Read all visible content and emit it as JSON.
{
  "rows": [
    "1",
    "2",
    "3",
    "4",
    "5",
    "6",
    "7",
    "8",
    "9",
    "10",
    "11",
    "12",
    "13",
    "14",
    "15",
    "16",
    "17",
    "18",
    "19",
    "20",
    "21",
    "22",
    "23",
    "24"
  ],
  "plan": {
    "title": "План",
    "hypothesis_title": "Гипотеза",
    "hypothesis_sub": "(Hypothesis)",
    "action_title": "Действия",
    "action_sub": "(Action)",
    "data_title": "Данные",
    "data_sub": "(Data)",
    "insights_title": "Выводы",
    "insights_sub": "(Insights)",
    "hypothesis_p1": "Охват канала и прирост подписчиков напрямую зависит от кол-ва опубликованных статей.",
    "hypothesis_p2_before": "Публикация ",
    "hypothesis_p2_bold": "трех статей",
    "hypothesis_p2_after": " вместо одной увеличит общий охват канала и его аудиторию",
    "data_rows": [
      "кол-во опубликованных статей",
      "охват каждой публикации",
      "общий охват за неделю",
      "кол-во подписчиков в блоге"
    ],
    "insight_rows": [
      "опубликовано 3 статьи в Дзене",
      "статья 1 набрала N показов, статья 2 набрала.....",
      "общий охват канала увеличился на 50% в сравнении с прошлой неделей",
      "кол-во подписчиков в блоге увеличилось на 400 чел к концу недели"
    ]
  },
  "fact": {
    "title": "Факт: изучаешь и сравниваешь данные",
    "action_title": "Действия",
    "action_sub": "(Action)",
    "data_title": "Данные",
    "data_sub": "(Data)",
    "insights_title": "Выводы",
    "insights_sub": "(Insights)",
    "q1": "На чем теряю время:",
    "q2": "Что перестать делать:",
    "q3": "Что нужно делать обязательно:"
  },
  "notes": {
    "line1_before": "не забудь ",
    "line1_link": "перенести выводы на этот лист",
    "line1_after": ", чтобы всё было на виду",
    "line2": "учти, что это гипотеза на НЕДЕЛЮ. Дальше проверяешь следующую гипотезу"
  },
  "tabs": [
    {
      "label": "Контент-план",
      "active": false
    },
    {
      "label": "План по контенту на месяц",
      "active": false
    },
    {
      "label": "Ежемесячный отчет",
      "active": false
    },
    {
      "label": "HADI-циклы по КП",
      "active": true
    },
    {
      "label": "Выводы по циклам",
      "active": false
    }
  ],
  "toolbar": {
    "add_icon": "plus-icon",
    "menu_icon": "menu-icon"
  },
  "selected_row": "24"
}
####################
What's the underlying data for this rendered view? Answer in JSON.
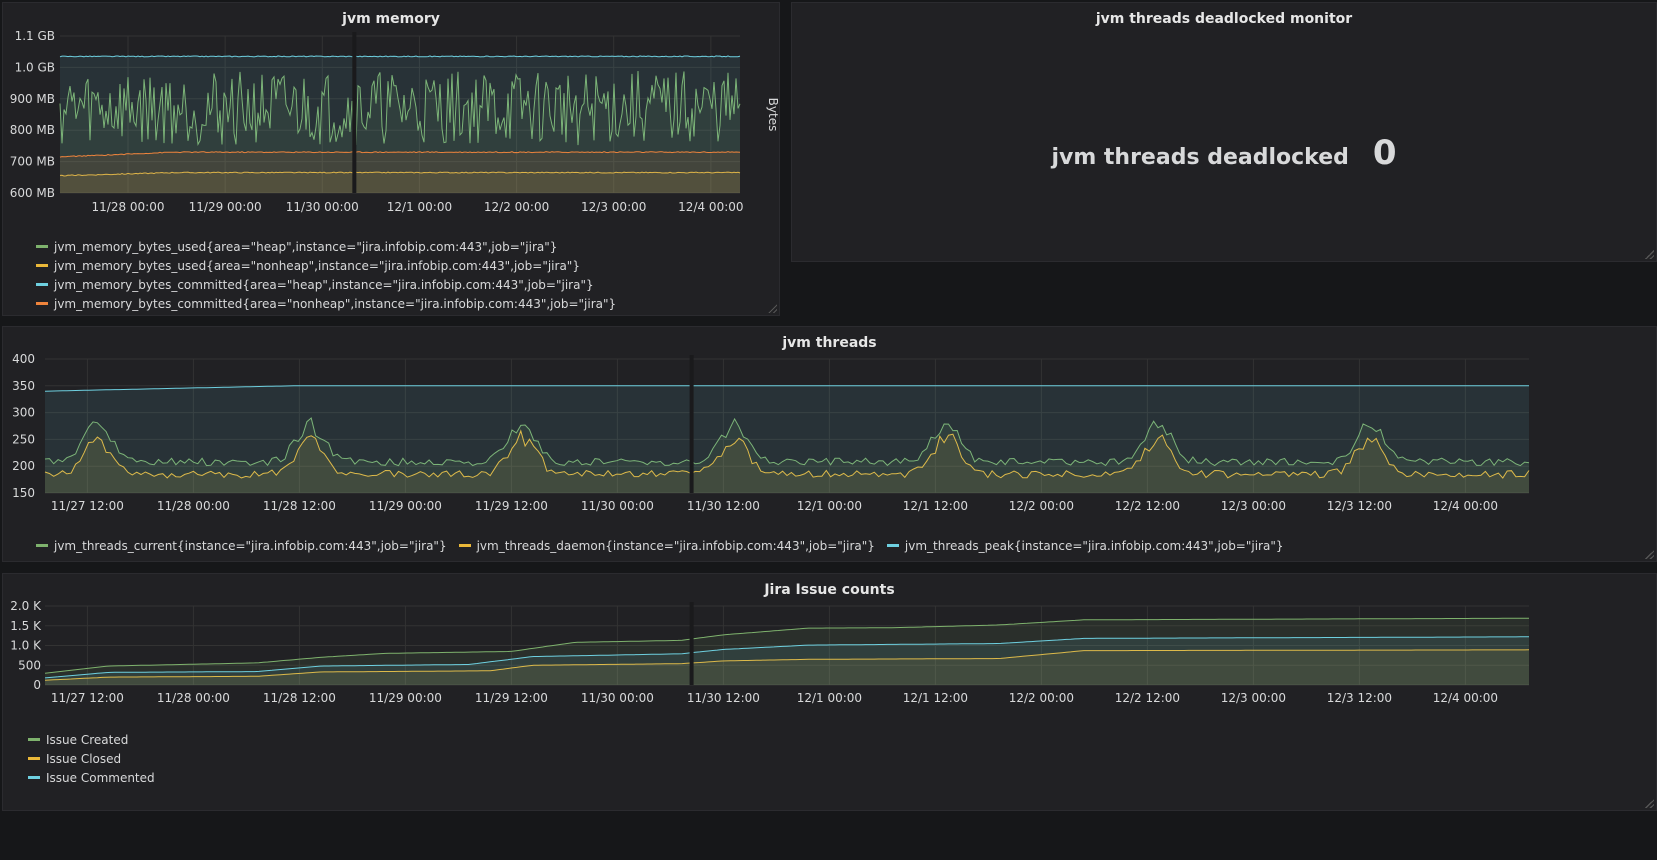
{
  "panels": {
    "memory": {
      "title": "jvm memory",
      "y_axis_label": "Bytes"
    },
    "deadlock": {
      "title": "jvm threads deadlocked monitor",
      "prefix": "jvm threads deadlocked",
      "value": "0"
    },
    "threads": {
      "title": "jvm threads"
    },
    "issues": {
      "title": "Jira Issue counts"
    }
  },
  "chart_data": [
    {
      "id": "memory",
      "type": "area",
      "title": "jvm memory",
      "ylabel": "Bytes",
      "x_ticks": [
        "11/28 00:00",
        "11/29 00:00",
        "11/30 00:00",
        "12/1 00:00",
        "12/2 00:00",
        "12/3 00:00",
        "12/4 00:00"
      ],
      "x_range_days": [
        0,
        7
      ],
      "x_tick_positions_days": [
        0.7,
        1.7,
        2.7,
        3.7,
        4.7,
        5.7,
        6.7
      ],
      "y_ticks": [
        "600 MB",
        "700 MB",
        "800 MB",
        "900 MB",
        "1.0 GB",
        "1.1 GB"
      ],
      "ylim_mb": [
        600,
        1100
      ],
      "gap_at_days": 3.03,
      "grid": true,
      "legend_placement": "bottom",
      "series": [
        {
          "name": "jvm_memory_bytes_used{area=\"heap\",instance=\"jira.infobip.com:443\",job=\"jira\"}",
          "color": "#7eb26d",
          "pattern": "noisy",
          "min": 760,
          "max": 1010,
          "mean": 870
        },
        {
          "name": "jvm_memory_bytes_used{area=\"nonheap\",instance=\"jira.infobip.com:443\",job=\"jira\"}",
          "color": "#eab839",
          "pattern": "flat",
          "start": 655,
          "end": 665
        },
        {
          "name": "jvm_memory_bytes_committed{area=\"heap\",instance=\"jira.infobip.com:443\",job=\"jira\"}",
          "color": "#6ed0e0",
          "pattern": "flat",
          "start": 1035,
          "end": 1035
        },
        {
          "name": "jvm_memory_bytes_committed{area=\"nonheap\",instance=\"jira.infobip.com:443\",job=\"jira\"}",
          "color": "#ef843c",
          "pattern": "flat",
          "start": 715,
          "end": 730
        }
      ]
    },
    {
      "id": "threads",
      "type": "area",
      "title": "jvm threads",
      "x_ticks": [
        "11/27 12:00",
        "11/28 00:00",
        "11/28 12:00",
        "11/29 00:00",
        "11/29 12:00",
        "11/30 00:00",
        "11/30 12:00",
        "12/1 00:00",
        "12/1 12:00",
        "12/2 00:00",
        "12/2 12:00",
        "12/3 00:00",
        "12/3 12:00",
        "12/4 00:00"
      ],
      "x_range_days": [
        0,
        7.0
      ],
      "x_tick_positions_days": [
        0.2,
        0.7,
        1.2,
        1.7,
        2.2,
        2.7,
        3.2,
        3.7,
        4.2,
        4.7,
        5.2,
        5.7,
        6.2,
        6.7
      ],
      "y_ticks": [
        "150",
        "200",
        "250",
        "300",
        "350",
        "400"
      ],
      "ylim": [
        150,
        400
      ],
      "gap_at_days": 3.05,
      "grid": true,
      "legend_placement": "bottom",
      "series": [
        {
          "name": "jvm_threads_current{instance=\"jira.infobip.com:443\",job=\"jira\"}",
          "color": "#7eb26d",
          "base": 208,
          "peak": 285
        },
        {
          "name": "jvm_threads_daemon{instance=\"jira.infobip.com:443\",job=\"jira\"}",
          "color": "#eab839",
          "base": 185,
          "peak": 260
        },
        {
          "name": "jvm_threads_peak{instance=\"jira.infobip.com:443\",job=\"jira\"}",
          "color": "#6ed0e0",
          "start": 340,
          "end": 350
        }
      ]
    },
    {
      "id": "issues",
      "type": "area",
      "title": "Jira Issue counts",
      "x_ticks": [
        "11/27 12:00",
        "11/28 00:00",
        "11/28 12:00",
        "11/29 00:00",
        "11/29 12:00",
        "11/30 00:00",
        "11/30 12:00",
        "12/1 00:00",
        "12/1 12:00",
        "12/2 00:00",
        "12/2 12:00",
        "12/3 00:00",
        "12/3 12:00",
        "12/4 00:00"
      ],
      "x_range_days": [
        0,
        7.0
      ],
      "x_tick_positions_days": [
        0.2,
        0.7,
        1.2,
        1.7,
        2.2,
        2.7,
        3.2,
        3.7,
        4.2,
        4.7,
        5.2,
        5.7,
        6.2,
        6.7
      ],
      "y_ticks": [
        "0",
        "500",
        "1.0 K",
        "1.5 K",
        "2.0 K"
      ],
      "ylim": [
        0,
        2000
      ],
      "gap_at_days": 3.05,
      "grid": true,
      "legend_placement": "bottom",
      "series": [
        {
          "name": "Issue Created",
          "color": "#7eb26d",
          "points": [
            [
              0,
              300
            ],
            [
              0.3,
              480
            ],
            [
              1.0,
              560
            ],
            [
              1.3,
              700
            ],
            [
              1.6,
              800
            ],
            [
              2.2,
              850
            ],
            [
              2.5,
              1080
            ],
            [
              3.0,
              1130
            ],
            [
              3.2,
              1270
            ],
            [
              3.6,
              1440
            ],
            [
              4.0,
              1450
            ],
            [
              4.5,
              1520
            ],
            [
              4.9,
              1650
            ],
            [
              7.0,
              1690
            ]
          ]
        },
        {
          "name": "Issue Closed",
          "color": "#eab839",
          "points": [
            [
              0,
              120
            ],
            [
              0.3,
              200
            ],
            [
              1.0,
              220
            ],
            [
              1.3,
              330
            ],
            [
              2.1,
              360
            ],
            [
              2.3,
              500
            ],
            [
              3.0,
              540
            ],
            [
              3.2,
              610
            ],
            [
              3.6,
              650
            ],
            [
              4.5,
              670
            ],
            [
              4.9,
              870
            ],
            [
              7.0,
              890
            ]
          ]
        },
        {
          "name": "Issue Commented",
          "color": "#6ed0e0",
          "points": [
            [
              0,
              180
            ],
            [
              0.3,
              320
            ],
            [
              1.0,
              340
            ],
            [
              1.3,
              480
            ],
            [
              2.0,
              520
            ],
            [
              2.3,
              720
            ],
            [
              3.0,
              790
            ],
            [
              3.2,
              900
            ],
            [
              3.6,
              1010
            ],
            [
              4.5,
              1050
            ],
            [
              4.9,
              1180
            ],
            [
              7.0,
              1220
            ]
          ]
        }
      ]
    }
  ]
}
####################
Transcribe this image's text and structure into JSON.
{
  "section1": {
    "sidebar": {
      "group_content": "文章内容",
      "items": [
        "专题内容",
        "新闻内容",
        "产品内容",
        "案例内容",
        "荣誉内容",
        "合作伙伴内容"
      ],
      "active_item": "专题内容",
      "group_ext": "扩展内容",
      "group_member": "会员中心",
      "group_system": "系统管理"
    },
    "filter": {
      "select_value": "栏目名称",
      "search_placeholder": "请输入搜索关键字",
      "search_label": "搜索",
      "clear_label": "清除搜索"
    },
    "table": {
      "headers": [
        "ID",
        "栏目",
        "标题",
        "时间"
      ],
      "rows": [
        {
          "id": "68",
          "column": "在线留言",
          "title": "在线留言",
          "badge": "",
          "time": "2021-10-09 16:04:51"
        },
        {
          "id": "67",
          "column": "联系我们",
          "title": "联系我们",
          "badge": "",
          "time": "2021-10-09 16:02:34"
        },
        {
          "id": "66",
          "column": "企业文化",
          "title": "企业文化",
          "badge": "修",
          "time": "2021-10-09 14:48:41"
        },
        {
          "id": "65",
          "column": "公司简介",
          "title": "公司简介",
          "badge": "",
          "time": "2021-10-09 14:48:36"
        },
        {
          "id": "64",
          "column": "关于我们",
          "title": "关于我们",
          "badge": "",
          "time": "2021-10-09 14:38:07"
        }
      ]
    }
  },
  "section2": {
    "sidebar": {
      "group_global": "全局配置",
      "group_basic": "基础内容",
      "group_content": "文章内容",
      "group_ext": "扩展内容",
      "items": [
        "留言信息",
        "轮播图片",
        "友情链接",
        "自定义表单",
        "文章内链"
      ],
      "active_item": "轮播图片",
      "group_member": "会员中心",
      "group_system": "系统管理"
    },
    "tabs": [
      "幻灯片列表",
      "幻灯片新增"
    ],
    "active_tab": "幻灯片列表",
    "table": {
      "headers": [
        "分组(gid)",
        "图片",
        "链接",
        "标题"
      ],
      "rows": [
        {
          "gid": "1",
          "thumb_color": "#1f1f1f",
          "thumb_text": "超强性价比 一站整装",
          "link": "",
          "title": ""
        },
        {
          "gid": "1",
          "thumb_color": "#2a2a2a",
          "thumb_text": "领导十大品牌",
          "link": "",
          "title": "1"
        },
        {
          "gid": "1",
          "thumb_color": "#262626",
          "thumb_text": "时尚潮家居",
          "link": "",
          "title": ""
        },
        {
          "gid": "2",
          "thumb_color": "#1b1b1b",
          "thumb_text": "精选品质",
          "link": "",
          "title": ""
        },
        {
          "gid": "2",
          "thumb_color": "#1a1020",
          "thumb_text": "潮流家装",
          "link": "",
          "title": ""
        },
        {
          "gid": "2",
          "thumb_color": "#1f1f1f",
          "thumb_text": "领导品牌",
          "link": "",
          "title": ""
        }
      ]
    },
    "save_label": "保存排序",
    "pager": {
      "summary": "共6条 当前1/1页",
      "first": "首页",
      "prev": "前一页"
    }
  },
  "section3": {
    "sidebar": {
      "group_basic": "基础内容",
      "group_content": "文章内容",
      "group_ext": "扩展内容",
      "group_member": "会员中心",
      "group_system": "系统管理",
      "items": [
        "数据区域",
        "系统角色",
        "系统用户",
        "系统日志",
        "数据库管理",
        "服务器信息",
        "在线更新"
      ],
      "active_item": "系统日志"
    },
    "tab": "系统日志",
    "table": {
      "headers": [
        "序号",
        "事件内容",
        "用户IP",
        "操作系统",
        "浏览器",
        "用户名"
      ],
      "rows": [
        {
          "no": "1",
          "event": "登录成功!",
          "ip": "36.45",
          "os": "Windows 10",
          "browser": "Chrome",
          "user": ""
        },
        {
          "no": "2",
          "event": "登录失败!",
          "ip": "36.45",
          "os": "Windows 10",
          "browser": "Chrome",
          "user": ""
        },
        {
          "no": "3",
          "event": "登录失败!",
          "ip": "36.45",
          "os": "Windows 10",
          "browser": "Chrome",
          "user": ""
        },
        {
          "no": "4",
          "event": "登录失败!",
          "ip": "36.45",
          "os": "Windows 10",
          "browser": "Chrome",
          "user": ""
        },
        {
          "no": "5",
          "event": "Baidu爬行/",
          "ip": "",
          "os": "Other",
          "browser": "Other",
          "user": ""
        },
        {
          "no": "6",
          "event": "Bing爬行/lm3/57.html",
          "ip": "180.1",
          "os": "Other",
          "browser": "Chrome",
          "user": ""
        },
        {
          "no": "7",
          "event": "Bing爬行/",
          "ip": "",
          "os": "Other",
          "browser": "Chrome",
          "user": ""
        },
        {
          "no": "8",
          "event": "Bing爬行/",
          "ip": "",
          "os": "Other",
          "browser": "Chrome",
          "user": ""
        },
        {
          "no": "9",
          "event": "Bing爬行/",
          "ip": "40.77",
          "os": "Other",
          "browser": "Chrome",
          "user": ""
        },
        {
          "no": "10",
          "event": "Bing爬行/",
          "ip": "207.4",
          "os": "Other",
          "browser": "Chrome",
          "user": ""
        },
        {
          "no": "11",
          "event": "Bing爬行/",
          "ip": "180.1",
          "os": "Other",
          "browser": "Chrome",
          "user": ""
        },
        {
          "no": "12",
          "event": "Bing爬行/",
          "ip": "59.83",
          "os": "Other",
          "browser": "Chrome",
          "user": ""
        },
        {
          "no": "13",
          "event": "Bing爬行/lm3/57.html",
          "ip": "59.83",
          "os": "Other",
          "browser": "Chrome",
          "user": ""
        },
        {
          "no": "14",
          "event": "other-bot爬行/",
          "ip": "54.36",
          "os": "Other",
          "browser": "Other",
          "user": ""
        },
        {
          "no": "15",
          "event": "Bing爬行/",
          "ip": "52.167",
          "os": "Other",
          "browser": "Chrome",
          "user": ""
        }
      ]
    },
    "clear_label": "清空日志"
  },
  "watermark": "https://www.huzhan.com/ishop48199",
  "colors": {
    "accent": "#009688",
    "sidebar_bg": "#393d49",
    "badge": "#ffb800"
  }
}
####################
» **What this task involves**
Pick out each line above that includes "counts" and show it.

» **Problem solution**
      "title": "Jira Issue counts"
      "title": "Jira Issue counts",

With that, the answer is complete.